Each of the entries should be retyped precisely as it appears.
#####
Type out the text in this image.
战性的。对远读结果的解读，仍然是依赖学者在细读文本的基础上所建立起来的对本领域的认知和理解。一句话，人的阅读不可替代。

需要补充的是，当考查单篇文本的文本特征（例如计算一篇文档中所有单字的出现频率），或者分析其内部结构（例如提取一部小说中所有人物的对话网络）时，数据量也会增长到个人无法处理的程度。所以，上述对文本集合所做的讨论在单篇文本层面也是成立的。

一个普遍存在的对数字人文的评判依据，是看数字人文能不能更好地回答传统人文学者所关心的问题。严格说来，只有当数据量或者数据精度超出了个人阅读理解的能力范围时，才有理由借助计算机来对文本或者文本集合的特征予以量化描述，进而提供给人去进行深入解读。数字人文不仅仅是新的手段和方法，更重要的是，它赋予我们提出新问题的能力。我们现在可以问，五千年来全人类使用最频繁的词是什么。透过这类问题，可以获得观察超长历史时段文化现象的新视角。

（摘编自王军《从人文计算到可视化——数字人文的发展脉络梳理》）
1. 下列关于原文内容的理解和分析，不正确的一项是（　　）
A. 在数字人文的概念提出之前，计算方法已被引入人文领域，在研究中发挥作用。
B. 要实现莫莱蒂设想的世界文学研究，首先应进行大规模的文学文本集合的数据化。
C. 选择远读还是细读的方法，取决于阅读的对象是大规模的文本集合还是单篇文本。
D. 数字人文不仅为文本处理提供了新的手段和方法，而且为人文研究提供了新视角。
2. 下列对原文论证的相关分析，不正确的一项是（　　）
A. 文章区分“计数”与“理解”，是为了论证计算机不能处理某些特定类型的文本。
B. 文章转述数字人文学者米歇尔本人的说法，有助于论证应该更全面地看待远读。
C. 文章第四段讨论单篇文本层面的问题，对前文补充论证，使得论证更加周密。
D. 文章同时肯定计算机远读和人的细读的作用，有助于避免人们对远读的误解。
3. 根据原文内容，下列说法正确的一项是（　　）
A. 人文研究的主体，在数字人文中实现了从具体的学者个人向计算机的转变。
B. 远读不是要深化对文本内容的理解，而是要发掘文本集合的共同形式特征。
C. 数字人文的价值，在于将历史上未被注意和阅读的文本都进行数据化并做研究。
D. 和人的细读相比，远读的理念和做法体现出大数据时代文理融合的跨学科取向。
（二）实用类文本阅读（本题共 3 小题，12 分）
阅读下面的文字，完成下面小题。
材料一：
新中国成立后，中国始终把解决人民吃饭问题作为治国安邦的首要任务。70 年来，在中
#####
The reply =
Type out the text in this image.
战性的。对远读结果的解读，仍然是依赖学者在细读文本的基础上所建立起来的对本领域的认知和理解。一句话，人的阅读不可替代。

需要补充的是，当考查单篇文本的文本特征（例如计算一篇文档中所有单字的出现频率），或者分析其内部结构（例如提取一部小说中所有人物的对话网络）时，数据量也会增长到个人无法处理的程度。所以，上述对文本集合所做的讨论在单篇文本层面也是成立的。

一个普遍存在的对数字人文的评判依据，是看数字人文能不能更好地回答传统人文学者所关心的问题。严格说来，只有当数据量或者数据精度超出了个人阅读理解的能力范围时，才有理由借助计算机来对文本或者文本集合的特征予以量化描述，进而提供给人去进行深入解读。数字人文不仅仅是新的手段和方法，更重要的是，它赋予我们提出新问题的能力。我们现在可以问，五千年来全人类使用最频繁的词是什么。透过这类问题，可以获得观察超长历史时段文化现象的新视角。

（摘编自王军《从人文计算到可视化——数字人文的发展脉络梳理》）
1. 下列关于原文内容的理解和分析，不正确的一项是（　　）
A. 在数字人文的概念提出之前，计算方法已被引入人文领域，在研究中发挥作用。
B. 要实现莫莱蒂设想的世界文学研究，首先应进行大规模的文学文本集合的数据化。
C. 选择远读还是细读的方法，取决于阅读的对象是大规模的文本集合还是单篇文本。
D. 数字人文不仅为文本处理提供了新的手段和方法，而且为人文研究提供了新视角。
2. 下列对原文论证的相关分析，不正确的一项是（　　）
A. 文章区分“计数”与“理解”，是为了论证计算机不能处理某些特定类型的文本。
B. 文章转述数字人文学者米歇尔本人的说法，有助于论证应该更全面地看待远读。
C. 文章第四段讨论单篇文本层面的问题，对前文补充论证，使得论证更加周密。
D. 文章同时肯定计算机远读和人的细读的作用，有助于避免人们对远读的误解。
3. 根据原文内容，下列说法正确的一项是（　　）
A. 人文研究的主体，在数字人文中实现了从具体的学者个人向计算机的转变。
B. 远读不是要深化对文本内容的理解，而是要发掘文本集合的共同形式特征。
C. 数字人文的价值，在于将历史上未被注意和阅读的文本都进行数据化并做研究。
D. 和人的细读相比，远读的理念和做法体现出大数据时代文理融合的跨学科取向。
（二）实用类文本阅读（本题共 3 小题，12 分）
阅读下面的文字，完成下面小题。
材料一：
新中国成立后，中国始终把解决人民吃饭问题作为治国安邦的首要任务。70 年来，在中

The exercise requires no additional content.